*Task instructions*:
Reproduce verbatim the material below, from its first line up to and including the line that contains "option-label: Match puzzle".

———

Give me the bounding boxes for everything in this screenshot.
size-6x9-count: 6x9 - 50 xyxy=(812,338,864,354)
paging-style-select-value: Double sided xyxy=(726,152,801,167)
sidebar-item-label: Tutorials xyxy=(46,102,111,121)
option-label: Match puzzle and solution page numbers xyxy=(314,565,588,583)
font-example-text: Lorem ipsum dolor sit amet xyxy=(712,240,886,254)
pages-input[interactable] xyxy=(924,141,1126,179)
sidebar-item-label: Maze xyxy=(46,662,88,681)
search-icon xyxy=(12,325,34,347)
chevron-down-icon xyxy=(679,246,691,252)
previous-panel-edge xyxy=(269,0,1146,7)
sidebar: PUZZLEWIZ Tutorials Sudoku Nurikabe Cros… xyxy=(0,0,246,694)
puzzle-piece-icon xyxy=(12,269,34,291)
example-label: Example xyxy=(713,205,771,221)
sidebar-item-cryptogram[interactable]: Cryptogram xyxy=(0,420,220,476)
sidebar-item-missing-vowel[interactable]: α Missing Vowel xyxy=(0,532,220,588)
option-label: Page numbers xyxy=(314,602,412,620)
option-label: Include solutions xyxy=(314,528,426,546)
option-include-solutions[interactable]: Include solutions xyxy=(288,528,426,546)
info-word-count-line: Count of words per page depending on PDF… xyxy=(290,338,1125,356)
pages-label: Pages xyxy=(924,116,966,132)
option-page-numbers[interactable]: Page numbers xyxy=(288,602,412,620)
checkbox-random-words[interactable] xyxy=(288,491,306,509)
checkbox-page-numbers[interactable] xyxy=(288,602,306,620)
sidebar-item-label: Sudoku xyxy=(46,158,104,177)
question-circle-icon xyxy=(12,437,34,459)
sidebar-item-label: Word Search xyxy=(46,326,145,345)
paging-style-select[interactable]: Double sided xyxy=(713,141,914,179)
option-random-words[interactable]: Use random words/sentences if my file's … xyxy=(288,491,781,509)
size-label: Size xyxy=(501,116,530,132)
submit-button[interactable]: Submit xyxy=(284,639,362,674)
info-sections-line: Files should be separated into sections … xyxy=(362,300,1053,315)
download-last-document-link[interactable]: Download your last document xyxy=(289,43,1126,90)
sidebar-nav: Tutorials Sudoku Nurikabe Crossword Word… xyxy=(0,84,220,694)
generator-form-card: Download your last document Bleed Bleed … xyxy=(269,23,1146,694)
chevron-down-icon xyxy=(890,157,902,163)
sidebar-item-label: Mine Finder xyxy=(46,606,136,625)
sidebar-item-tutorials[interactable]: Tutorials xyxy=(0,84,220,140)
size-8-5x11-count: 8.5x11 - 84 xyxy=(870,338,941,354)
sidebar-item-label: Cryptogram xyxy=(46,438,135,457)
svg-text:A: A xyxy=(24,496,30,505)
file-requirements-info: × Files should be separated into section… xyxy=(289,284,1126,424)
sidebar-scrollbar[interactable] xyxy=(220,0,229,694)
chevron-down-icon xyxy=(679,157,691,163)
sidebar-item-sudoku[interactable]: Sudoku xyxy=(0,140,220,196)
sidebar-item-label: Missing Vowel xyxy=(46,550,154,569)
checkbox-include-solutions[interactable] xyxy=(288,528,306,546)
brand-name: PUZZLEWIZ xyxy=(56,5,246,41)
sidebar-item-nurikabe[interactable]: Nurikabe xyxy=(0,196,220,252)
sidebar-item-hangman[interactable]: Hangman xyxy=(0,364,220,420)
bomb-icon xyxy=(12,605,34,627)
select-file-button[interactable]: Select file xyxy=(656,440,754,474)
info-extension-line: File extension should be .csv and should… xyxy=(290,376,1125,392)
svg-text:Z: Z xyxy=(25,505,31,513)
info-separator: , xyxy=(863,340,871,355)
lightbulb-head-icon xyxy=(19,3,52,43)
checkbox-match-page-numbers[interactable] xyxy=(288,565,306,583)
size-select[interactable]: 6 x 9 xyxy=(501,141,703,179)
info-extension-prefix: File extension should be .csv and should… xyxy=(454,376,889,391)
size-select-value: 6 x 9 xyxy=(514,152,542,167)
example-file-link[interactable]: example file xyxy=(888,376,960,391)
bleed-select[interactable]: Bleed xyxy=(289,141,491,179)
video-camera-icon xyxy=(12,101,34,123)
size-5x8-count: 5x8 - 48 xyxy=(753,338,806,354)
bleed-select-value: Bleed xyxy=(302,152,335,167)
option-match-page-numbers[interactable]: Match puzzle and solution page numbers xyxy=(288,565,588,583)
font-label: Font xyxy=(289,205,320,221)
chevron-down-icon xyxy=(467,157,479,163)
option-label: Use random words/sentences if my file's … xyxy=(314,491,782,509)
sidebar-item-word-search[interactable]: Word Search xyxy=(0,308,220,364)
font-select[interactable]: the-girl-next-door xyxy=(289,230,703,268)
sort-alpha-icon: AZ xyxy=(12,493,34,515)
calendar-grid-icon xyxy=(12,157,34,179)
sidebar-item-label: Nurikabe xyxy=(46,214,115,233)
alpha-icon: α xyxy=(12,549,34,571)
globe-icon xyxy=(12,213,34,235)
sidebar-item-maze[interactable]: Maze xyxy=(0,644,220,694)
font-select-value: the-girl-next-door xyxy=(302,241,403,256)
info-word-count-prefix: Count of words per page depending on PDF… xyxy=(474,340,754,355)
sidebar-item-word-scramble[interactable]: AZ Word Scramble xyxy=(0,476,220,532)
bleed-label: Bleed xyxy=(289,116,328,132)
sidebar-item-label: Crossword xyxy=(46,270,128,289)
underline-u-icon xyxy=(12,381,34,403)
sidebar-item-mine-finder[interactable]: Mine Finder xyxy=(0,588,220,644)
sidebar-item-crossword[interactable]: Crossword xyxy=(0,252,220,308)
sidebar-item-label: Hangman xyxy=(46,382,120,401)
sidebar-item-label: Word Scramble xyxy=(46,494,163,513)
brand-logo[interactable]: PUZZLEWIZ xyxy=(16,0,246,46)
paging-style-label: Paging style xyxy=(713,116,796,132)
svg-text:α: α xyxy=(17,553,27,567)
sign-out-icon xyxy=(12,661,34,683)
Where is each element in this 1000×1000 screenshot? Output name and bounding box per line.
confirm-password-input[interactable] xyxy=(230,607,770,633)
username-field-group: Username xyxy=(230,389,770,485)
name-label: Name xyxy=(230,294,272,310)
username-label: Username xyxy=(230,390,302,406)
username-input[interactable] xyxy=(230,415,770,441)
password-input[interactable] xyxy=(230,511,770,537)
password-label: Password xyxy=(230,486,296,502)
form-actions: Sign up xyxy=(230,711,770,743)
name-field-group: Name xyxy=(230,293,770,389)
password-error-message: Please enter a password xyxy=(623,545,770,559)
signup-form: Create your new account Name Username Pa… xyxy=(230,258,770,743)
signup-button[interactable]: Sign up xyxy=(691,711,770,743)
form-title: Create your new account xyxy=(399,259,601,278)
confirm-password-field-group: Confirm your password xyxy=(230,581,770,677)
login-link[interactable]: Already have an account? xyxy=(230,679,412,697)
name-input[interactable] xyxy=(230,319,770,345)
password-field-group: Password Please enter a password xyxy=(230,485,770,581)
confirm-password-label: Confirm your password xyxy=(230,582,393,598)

———

*Response to the task*:
Give me the bounding boxes for everything in this screenshot.
size-6x9-count: 6x9 - 50 xyxy=(812,338,864,354)
paging-style-select-value: Double sided xyxy=(726,152,801,167)
sidebar-item-label: Tutorials xyxy=(46,102,111,121)
option-label: Match puzzle and solution page numbers xyxy=(314,565,588,583)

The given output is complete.